_GIVEN PROBLEM_: Look in the data below for the line that contains "Transcribe the text in this document.". Copy that line and the remaining lines exactly.

Data records
☆ ☆ ☆ ☆
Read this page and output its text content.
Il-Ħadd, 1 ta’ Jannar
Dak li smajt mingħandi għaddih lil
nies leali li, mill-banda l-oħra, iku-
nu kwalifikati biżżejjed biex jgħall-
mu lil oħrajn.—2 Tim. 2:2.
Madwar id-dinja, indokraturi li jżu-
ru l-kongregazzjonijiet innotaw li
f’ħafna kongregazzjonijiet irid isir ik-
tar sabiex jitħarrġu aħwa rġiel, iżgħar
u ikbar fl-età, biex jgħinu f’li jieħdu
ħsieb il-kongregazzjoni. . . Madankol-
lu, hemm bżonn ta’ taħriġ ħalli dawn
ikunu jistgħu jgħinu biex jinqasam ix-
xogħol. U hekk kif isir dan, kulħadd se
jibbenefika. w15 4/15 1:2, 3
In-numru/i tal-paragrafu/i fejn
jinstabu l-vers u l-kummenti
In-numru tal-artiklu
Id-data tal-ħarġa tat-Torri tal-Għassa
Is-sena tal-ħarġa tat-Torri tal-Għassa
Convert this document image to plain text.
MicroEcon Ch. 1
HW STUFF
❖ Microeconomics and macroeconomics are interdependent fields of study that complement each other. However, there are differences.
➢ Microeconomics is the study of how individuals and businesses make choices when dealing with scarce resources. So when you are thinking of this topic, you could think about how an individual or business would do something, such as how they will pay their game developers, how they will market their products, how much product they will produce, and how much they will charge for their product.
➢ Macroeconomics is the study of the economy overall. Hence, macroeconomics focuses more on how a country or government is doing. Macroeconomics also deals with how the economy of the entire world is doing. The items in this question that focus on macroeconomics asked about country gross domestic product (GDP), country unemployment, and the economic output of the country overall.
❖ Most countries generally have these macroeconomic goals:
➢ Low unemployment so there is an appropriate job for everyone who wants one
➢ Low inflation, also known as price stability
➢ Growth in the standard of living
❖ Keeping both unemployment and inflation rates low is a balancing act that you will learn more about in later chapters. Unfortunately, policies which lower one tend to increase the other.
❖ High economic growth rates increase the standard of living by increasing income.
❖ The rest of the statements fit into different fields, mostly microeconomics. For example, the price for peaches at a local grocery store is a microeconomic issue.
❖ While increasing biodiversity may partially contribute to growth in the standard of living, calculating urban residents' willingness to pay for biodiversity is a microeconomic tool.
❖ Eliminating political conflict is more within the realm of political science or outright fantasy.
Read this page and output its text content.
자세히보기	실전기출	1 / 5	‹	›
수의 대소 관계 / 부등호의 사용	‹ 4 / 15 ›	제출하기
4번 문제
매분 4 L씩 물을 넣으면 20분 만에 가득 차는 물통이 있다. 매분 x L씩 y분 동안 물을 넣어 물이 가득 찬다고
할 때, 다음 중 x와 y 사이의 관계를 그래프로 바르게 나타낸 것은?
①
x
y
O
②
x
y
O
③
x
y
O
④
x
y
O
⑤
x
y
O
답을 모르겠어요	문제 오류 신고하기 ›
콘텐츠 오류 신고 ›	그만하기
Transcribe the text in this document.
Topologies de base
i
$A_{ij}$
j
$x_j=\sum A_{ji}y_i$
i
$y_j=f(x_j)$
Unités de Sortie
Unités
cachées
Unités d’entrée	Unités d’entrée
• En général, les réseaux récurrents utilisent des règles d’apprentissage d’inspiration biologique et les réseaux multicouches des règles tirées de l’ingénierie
☆ ☆ ☆ ☆
_THE OUTPUT_:
Transcribe the text in this document.
Topologies de base
i
$A_{ij}$
j
$x_j=\sum A_{ji}y_i$
i
$y_j=f(x_j)$
Unités de Sortie
Unités
cachées
Unités d’entrée	Unités d’entrée
• En général, les réseaux récurrents utilisent des règles d’apprentissage d’inspiration biologique et les réseaux multicouches des règles tirées de l’ingénierie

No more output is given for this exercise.